▶ **Problem statement**
Copy out the data below word for word, leaving out the pictures.

▶ **Records provided**
• • • • •

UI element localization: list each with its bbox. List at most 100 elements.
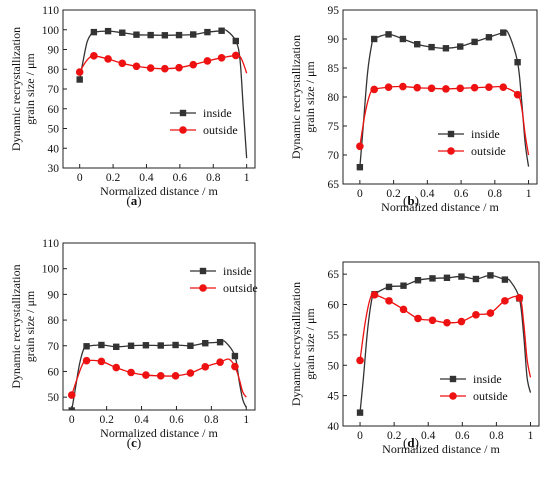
- x-tick-label: 0.4: [420, 188, 435, 200]
- panel-label: (d): [403, 435, 419, 450]
- y-axis-title-line: grain size / μm: [303, 61, 317, 133]
- data-point-outside: [90, 52, 98, 60]
- data-point-outside: [470, 83, 479, 92]
- y-tick-label: 65: [328, 269, 340, 281]
- data-point-inside: [83, 343, 90, 350]
- panel-letter: d: [407, 435, 415, 450]
- y-axis-title: Dynamic recrystallizationgrain size / μm: [9, 264, 37, 388]
- y-tick-label: 80: [48, 64, 60, 76]
- data-point-inside: [428, 43, 435, 51]
- data-point-outside: [442, 85, 450, 93]
- data-point-outside: [513, 90, 522, 99]
- y-axis-title: Dynamic recrystallizationgrain size / μm: [289, 282, 317, 406]
- x-axis-title: Normalized distance / m: [382, 442, 500, 456]
- data-point-inside: [202, 340, 209, 347]
- plot-frame: [342, 261, 540, 427]
- y-tick-label: 90: [48, 289, 60, 301]
- y-axis-title-line: grain size / μm: [303, 308, 317, 380]
- x-tick-label: 1: [526, 188, 532, 200]
- y-tick-label: 95: [328, 5, 340, 17]
- data-point-inside: [133, 31, 140, 38]
- data-point-outside: [146, 64, 155, 72]
- data-point-outside: [501, 297, 509, 305]
- y-tick-label: 70: [48, 341, 60, 353]
- data-point-outside: [457, 317, 466, 326]
- y-tick-label: 45: [328, 391, 340, 403]
- legend-label-inside: inside: [473, 372, 502, 386]
- legend-marker-inside: [447, 130, 455, 138]
- data-point-inside: [90, 28, 98, 36]
- chart-panel-a: 30 40 50 60 70 80 90 100 110 0 0.2 0.4 0.6 0.8 1 Normal…: [9, 5, 256, 208]
- data-point-inside: [113, 343, 120, 350]
- chart-panel-c: 50 60 70 80 90 100 110 0 0.2 0.4 0.6 0.8 1 Normalized…: [9, 238, 258, 450]
- data-point-inside: [356, 163, 364, 171]
- y-tick-label: 60: [328, 300, 340, 312]
- x-tick-label: 0.8: [206, 172, 221, 184]
- series-outside: [356, 82, 530, 156]
- y-tick-label: 80: [328, 92, 340, 104]
- legend-label-outside: outside: [473, 389, 508, 403]
- y-tick-label: 65: [328, 179, 340, 191]
- data-point-inside: [385, 283, 393, 291]
- data-point-inside: [68, 407, 75, 410]
- x-tick-label: 0.8: [489, 430, 504, 442]
- data-point-inside: [385, 31, 392, 38]
- data-point-inside: [216, 338, 224, 346]
- data-point-inside: [161, 32, 169, 39]
- data-point-outside: [486, 309, 495, 317]
- data-point-inside: [501, 276, 509, 283]
- data-point-inside: [442, 45, 450, 52]
- series-outside: [356, 291, 532, 378]
- data-point-outside: [443, 318, 451, 327]
- data-point-inside: [414, 41, 421, 48]
- legend-marker-inside: [199, 267, 207, 275]
- legend-label-inside: inside: [223, 264, 252, 278]
- x-tick-label: 1: [528, 430, 534, 442]
- y-axis-title-line: Dynamic recrystallization: [9, 27, 23, 151]
- data-point-outside: [104, 55, 112, 63]
- series-inside: [356, 29, 530, 171]
- chart-panel-d: 40 45 50 55 60 65 0 0.2 0.4 0.6 0.8 1 Normalized dis…: [289, 261, 540, 456]
- data-point-inside: [204, 28, 211, 36]
- data-point-inside: [172, 341, 179, 349]
- y-tick-label: 50: [328, 360, 340, 372]
- data-point-outside: [189, 60, 198, 69]
- data-point-inside: [76, 76, 83, 83]
- data-point-outside: [82, 356, 91, 365]
- legend-label-inside: inside: [471, 127, 500, 141]
- y-tick-label: 70: [328, 150, 340, 162]
- data-point-inside: [175, 31, 183, 39]
- series-outside: [67, 356, 247, 399]
- data-point-outside: [201, 363, 210, 371]
- panel-letter: a: [131, 193, 138, 208]
- y-axis-title-line: grain size / μm: [23, 53, 37, 125]
- data-point-outside: [356, 356, 364, 365]
- data-point-outside: [413, 83, 422, 92]
- data-point-outside: [67, 391, 76, 399]
- data-point-outside: [112, 363, 121, 372]
- x-axis-title: Normalized distance / m: [381, 200, 499, 214]
- legend-label-outside: outside: [203, 123, 238, 137]
- series-inside: [76, 27, 248, 159]
- data-point-outside: [384, 83, 393, 91]
- data-point-outside: [171, 372, 180, 380]
- legend-marker-outside: [179, 126, 187, 134]
- data-point-inside: [187, 342, 194, 349]
- data-point-outside: [216, 358, 224, 367]
- data-point-outside: [156, 372, 165, 380]
- data-point-inside: [471, 38, 478, 46]
- data-point-outside: [231, 362, 239, 371]
- x-tick-label: 0.6: [455, 430, 470, 442]
- x-tick-label: 0.8: [204, 414, 219, 426]
- data-point-outside: [356, 142, 364, 151]
- data-point-outside: [161, 64, 169, 73]
- data-point-inside: [487, 272, 494, 279]
- data-point-outside: [217, 53, 226, 62]
- panel-label: (c): [127, 435, 141, 450]
- data-point-inside: [414, 277, 422, 284]
- legend-marker-outside: [449, 392, 457, 400]
- legend-label-outside: outside: [223, 281, 258, 295]
- legend-marker-outside: [447, 147, 455, 155]
- y-tick-label: 55: [328, 330, 340, 342]
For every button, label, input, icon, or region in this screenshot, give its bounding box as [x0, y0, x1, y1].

• • • • •

▶ **Answer below**
UI element localization: list each with its bbox. List at most 100 elements.
- x-tick-label: 0.4: [420, 188, 435, 200]
- panel-label: (d): [403, 435, 419, 450]
- y-axis-title-line: grain size / μm: [303, 61, 317, 133]
- data-point-outside: [90, 52, 98, 60]
- data-point-outside: [470, 83, 479, 92]
- y-tick-label: 65: [328, 269, 340, 281]
- data-point-inside: [83, 343, 90, 350]
- panel-letter: d: [407, 435, 415, 450]
- y-axis-title: Dynamic recrystallizationgrain size / μm: [9, 264, 37, 388]
- y-tick-label: 80: [48, 64, 60, 76]
- data-point-inside: [428, 43, 435, 51]
- data-point-outside: [442, 85, 450, 93]
- data-point-outside: [513, 90, 522, 99]
- y-axis-title: Dynamic recrystallizationgrain size / μm: [289, 282, 317, 406]
- x-axis-title: Normalized distance / m: [382, 442, 500, 456]
- data-point-inside: [202, 340, 209, 347]
- plot-frame: [342, 261, 540, 427]
- y-tick-label: 90: [48, 289, 60, 301]
- y-axis-title-line: grain size / μm: [303, 308, 317, 380]
- x-tick-label: 1: [526, 188, 532, 200]
- y-tick-label: 95: [328, 5, 340, 17]
- data-point-inside: [133, 31, 140, 38]
- data-point-outside: [146, 64, 155, 72]
- data-point-outside: [501, 297, 509, 305]
- y-tick-label: 70: [48, 341, 60, 353]
- data-point-outside: [457, 317, 466, 326]
- y-tick-label: 45: [328, 391, 340, 403]
- legend-label-inside: inside: [473, 372, 502, 386]
- legend-marker-inside: [447, 130, 455, 138]
- data-point-inside: [90, 28, 98, 36]
- chart-panel-a: 30 40 50 60 70 80 90 100 110 0 0.2 0.4 0.6 0.8 1 Normal…: [9, 5, 256, 208]
- data-point-inside: [113, 343, 120, 350]
- chart-panel-c: 50 60 70 80 90 100 110 0 0.2 0.4 0.6 0.8 1 Normalized…: [9, 238, 258, 450]
- data-point-inside: [356, 163, 364, 171]
- y-tick-label: 60: [328, 300, 340, 312]
- x-tick-label: 0.8: [206, 172, 221, 184]
- series-outside: [356, 82, 530, 156]
- y-tick-label: 80: [328, 92, 340, 104]
- legend-label-outside: outside: [473, 389, 508, 403]
- y-tick-label: 65: [328, 179, 340, 191]
- data-point-inside: [385, 283, 393, 291]
- data-point-inside: [68, 407, 75, 410]
- x-tick-label: 0.8: [489, 430, 504, 442]
- data-point-inside: [385, 31, 392, 38]
- data-point-inside: [216, 338, 224, 346]
- data-point-inside: [161, 32, 169, 39]
- data-point-outside: [486, 309, 495, 317]
- data-point-inside: [501, 276, 509, 283]
- data-point-inside: [442, 45, 450, 52]
- series-outside: [356, 291, 532, 378]
- data-point-outside: [443, 318, 451, 327]
- data-point-inside: [414, 41, 421, 48]
- legend-marker-inside: [199, 267, 207, 275]
- legend-label-inside: inside: [223, 264, 252, 278]
- x-tick-label: 1: [528, 430, 534, 442]
- y-axis-title-line: Dynamic recrystallization: [9, 27, 23, 151]
- data-point-outside: [104, 55, 112, 63]
- series-inside: [356, 29, 530, 171]
- chart-panel-d: 40 45 50 55 60 65 0 0.2 0.4 0.6 0.8 1 Normalized dis…: [289, 261, 540, 456]
- data-point-inside: [204, 28, 211, 36]
- data-point-inside: [172, 341, 179, 349]
- y-tick-label: 50: [328, 360, 340, 372]
- data-point-outside: [189, 60, 198, 69]
- data-point-inside: [76, 76, 83, 83]
- data-point-outside: [82, 356, 91, 365]
- legend-label-inside: inside: [471, 127, 500, 141]
- y-tick-label: 70: [328, 150, 340, 162]
- data-point-inside: [175, 31, 183, 39]
- series-outside: [67, 356, 247, 399]
- data-point-outside: [201, 363, 210, 371]
- panel-letter: a: [131, 193, 138, 208]
- y-axis-title-line: grain size / μm: [23, 53, 37, 125]
- data-point-outside: [356, 356, 364, 365]
- data-point-outside: [413, 83, 422, 92]
- data-point-outside: [67, 391, 76, 399]
- data-point-outside: [112, 363, 121, 372]
- x-axis-title: Normalized distance / m: [381, 200, 499, 214]
- legend-label-outside: outside: [203, 123, 238, 137]
- series-inside: [76, 27, 248, 159]
- data-point-outside: [384, 83, 393, 91]
- data-point-outside: [171, 372, 180, 380]
- legend-marker-outside: [179, 126, 187, 134]
- data-point-inside: [187, 342, 194, 349]
- data-point-outside: [216, 358, 224, 367]
- data-point-outside: [156, 372, 165, 380]
- data-point-inside: [471, 38, 478, 46]
- data-point-outside: [231, 362, 239, 371]
- x-tick-label: 0.6: [455, 430, 470, 442]
- x-tick-label: 0.8: [204, 414, 219, 426]
- data-point-outside: [356, 142, 364, 151]
- data-point-outside: [161, 64, 169, 73]
- data-point-inside: [487, 272, 494, 279]
- data-point-outside: [217, 53, 226, 62]
- panel-label: (c): [127, 435, 141, 450]
- data-point-inside: [414, 277, 422, 284]
- legend-marker-outside: [449, 392, 457, 400]
- legend-label-outside: outside: [223, 281, 258, 295]
- legend-marker-outside: [447, 147, 455, 155]
- y-tick-label: 55: [328, 330, 340, 342]
For every button, label, input, icon, or region in this screenshot, give its bounding box as [x0, y0, x1, y1].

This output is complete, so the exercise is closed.